» What you have to do:
Starting at the line that holds "Convert this screenshot", restate every line word for word up to and including the last one in the listing below, and omit all pictures.

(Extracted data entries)
::::::::::

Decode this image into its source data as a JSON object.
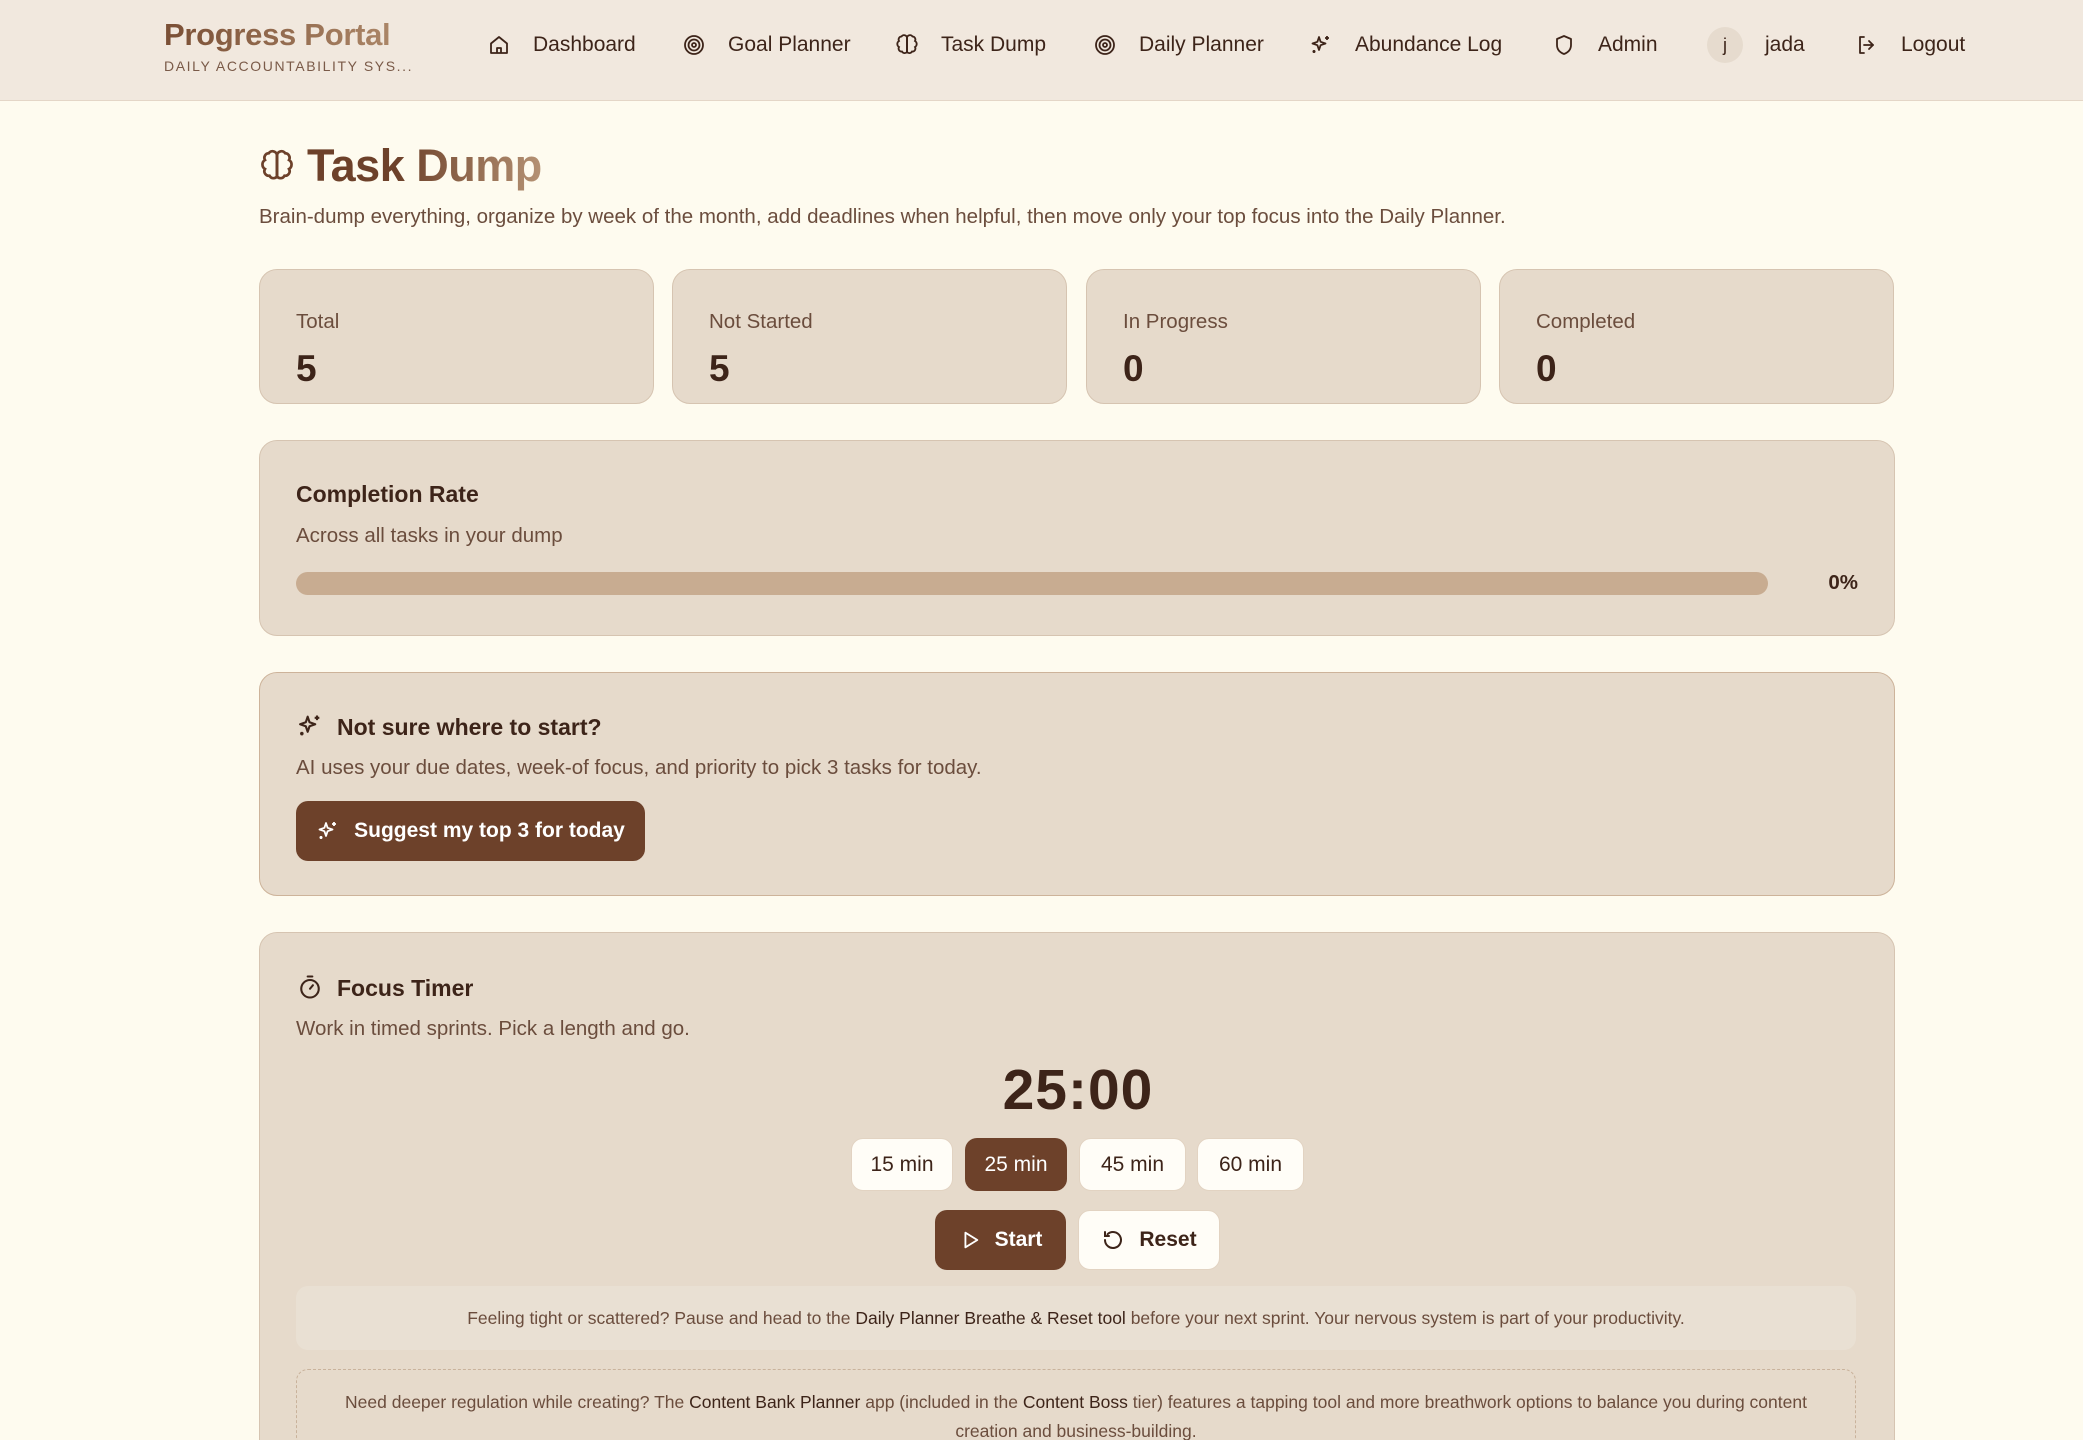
{
  "brand": {
    "title": "Progress Portal",
    "subtitle": "DAILY ACCOUNTABILITY SYS..."
  },
  "nav": {
    "items": [
      {
        "label": "Dashboard",
        "icon": "home-icon"
      },
      {
        "label": "Goal Planner",
        "icon": "target-icon"
      },
      {
        "label": "Task Dump",
        "icon": "brain-icon"
      },
      {
        "label": "Daily Planner",
        "icon": "target-icon"
      },
      {
        "label": "Abundance Log",
        "icon": "sparkles-icon"
      },
      {
        "label": "Admin",
        "icon": "shield-icon"
      }
    ],
    "user": {
      "initial": "j",
      "name": "jada"
    },
    "logout": {
      "label": "Logout",
      "icon": "logout-icon"
    }
  },
  "page": {
    "title": "Task Dump",
    "icon": "brain-icon",
    "description": "Brain-dump everything, organize by week of the month, add deadlines when helpful, then move only your top focus into the Daily Planner."
  },
  "stats": [
    {
      "label": "Total",
      "value": "5"
    },
    {
      "label": "Not Started",
      "value": "5"
    },
    {
      "label": "In Progress",
      "value": "0"
    },
    {
      "label": "Completed",
      "value": "0"
    }
  ],
  "completion": {
    "title": "Completion Rate",
    "subtitle": "Across all tasks in your dump",
    "percent_label": "0%",
    "progress": 0
  },
  "suggest": {
    "title": "Not sure where to start?",
    "description": "AI uses your due dates, week-of focus, and priority to pick 3 tasks for today.",
    "button_label": "Suggest my top 3 for today"
  },
  "timer": {
    "title": "Focus Timer",
    "subtitle": "Work in timed sprints. Pick a length and go.",
    "display": "25:00",
    "durations": [
      "15 min",
      "25 min",
      "45 min",
      "60 min"
    ],
    "selected_duration": "25 min",
    "start_label": "Start",
    "reset_label": "Reset",
    "note": {
      "pre": "Feeling tight or scattered? Pause and head to the",
      "link": "Daily Planner Breathe & Reset tool",
      "post": "before your next sprint. Your nervous system is part of your productivity."
    },
    "deeper": {
      "pre": "Need deeper regulation while creating? The",
      "app": "Content Bank Planner",
      "mid": "app (included in the",
      "tier": "Content Boss",
      "post": "tier) features a tapping tool and more breathwork options to balance you during content creation and business-building."
    }
  },
  "colors": {
    "accent": "#6d412a",
    "background": "#fefbef",
    "card": "#e6dacb",
    "header": "#f1e8de"
  }
}
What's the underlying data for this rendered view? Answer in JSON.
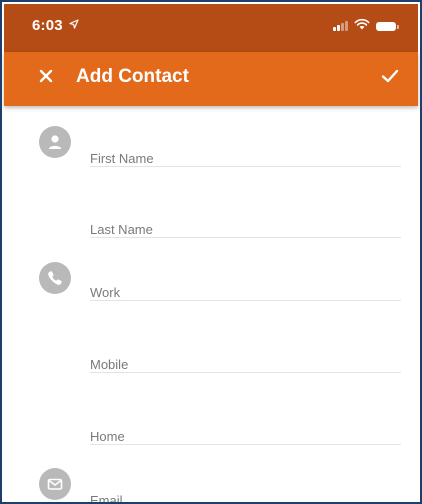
{
  "status_bar": {
    "time": "6:03",
    "location_glyph": "⇗"
  },
  "app_bar": {
    "title": "Add Contact",
    "close_icon": "close-icon",
    "confirm_icon": "checkmark-icon"
  },
  "form": {
    "first_name": {
      "placeholder": "First Name",
      "value": ""
    },
    "last_name": {
      "placeholder": "Last Name",
      "value": ""
    },
    "work": {
      "placeholder": "Work",
      "value": ""
    },
    "mobile": {
      "placeholder": "Mobile",
      "value": ""
    },
    "home": {
      "placeholder": "Home",
      "value": ""
    },
    "email": {
      "placeholder": "Email",
      "value": ""
    }
  },
  "colors": {
    "status_bar": "#b54c15",
    "app_bar": "#e46a1b",
    "icon_grey": "#b9b9b9",
    "divider": "#e3e3e3",
    "frame_border": "#1f3f6b"
  }
}
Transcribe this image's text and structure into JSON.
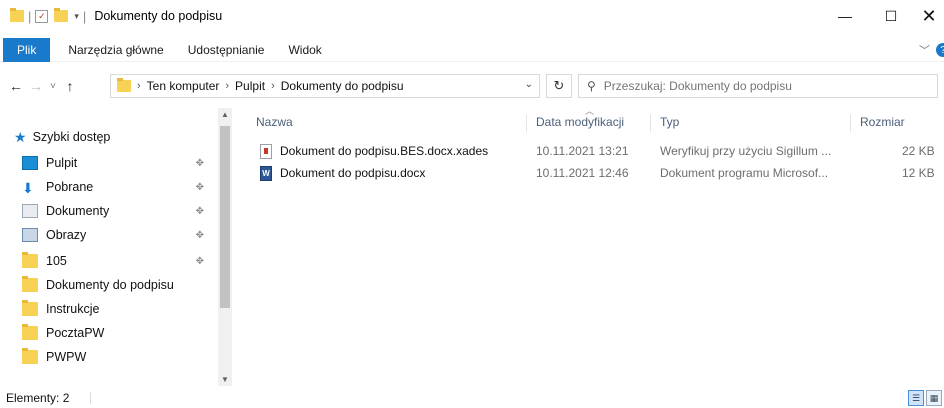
{
  "window": {
    "title": "Dokumenty do podpisu",
    "controls": {
      "minimize": "—",
      "maximize": "☐",
      "close": "✕"
    }
  },
  "ribbon": {
    "tabs": [
      "Plik",
      "Narzędzia główne",
      "Udostępnianie",
      "Widok"
    ],
    "help_glyph": "?",
    "accent": "#1979ca"
  },
  "address": {
    "breadcrumbs": [
      "Ten komputer",
      "Pulpit",
      "Dokumenty do podpisu"
    ],
    "search_placeholder": "Przeszukaj: Dokumenty do podpisu"
  },
  "nav": {
    "quick_access": "Szybki dostęp",
    "items": [
      {
        "label": "Pulpit",
        "icon": "desktop-icon",
        "pinned": true
      },
      {
        "label": "Pobrane",
        "icon": "download-icon",
        "pinned": true
      },
      {
        "label": "Dokumenty",
        "icon": "documents-icon",
        "pinned": true
      },
      {
        "label": "Obrazy",
        "icon": "pictures-icon",
        "pinned": true
      },
      {
        "label": "105",
        "icon": "folder-icon",
        "pinned": true
      },
      {
        "label": "Dokumenty do podpisu",
        "icon": "folder-icon",
        "pinned": false
      },
      {
        "label": "Instrukcje",
        "icon": "folder-icon",
        "pinned": false
      },
      {
        "label": "PocztaPW",
        "icon": "folder-icon",
        "pinned": false
      },
      {
        "label": "PWPW",
        "icon": "folder-icon",
        "pinned": false
      }
    ]
  },
  "columns": {
    "name": "Nazwa",
    "modified": "Data modyfikacji",
    "type": "Typ",
    "size": "Rozmiar"
  },
  "files": [
    {
      "name": "Dokument do podpisu.BES.docx.xades",
      "modified": "10.11.2021 13:21",
      "type": "Weryfikuj przy użyciu Sigillum ...",
      "size": "22 KB",
      "icon": "xades-file-icon"
    },
    {
      "name": "Dokument do podpisu.docx",
      "modified": "10.11.2021 12:46",
      "type": "Dokument programu Microsof...",
      "size": "12 KB",
      "icon": "word-file-icon"
    }
  ],
  "status": {
    "items_count": "Elementy: 2"
  }
}
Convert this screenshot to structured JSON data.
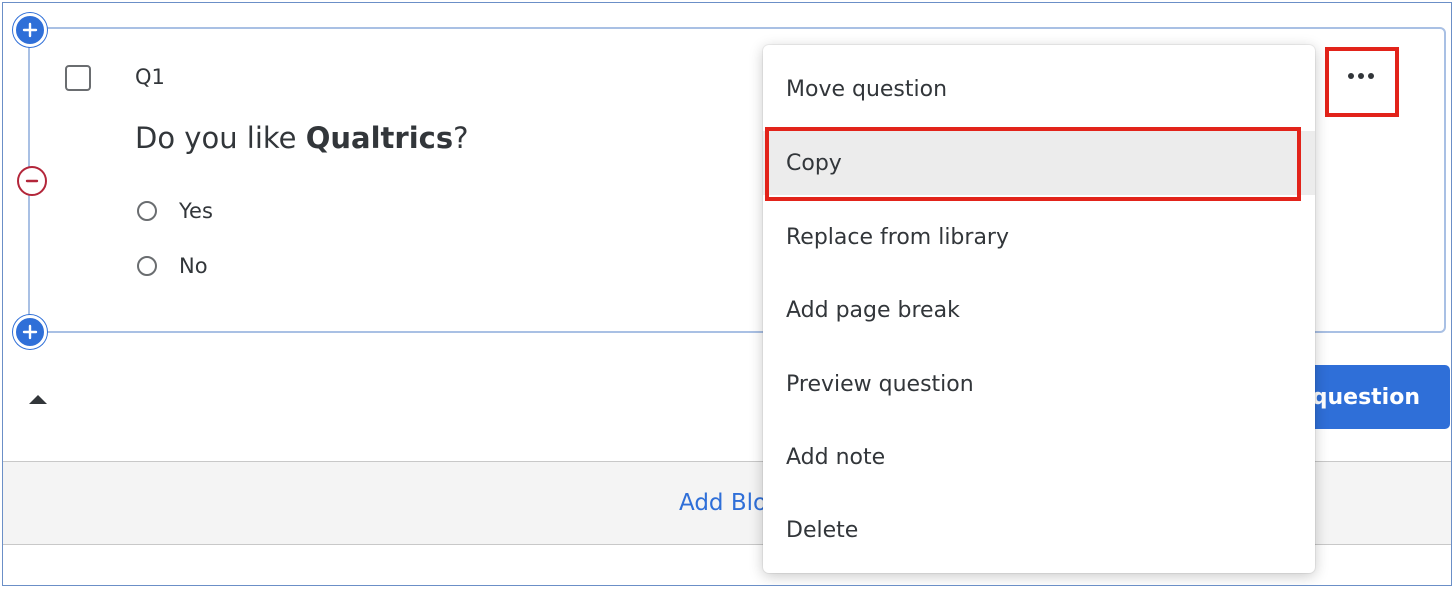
{
  "question": {
    "number": "Q1",
    "text_prefix": "Do you like ",
    "text_bold": "Qualtrics",
    "text_suffix": "?",
    "choices": [
      "Yes",
      "No"
    ]
  },
  "block": {
    "add_question_label": "question",
    "add_block_label": "Add Block"
  },
  "menu": {
    "items": [
      "Move question",
      "Copy",
      "Replace from library",
      "Add page break",
      "Preview question",
      "Add note",
      "Delete"
    ],
    "selected_index": 1
  },
  "colors": {
    "accent": "#2f6fd8",
    "highlight": "#e2231a",
    "remove": "#b3263a"
  },
  "icons": [
    "plus-icon",
    "minus-icon",
    "more-options-icon",
    "collapse-caret-icon"
  ]
}
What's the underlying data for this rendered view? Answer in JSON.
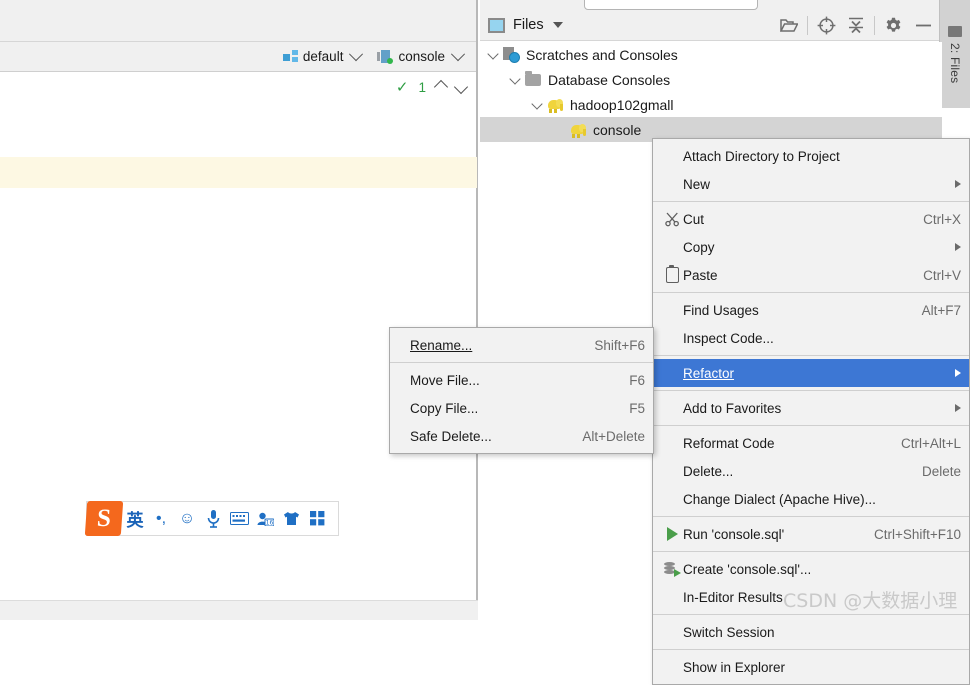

::::::::::

» Full output:
Convert this screenshot to structured JSON data.
{
  "question": {
    "number": "Q1",
    "text_prefix": "Do you like ",
    "text_bold": "Qualtrics",
    "text_suffix": "?",
    "choices": [
      "Yes",
      "No"
    ]
  },
  "block": {
    "add_question_label": "question",
    "add_block_label": "Add Block"
  },
  "menu": {
    "items": [
      "Move question",
      "Copy",
      "Replace from library",
      "Add page break",
      "Preview question",
      "Add note",
      "Delete"
    ],
    "selected_index": 1
  },
  "colors": {
    "accent": "#2f6fd8",
    "highlight": "#e2231a",
    "remove": "#b3263a"
  },
  "icons": [
    "plus-icon",
    "minus-icon",
    "more-options-icon",
    "collapse-caret-icon"
  ]
}
What's the underlying data for this rendered view? Answer in JSON.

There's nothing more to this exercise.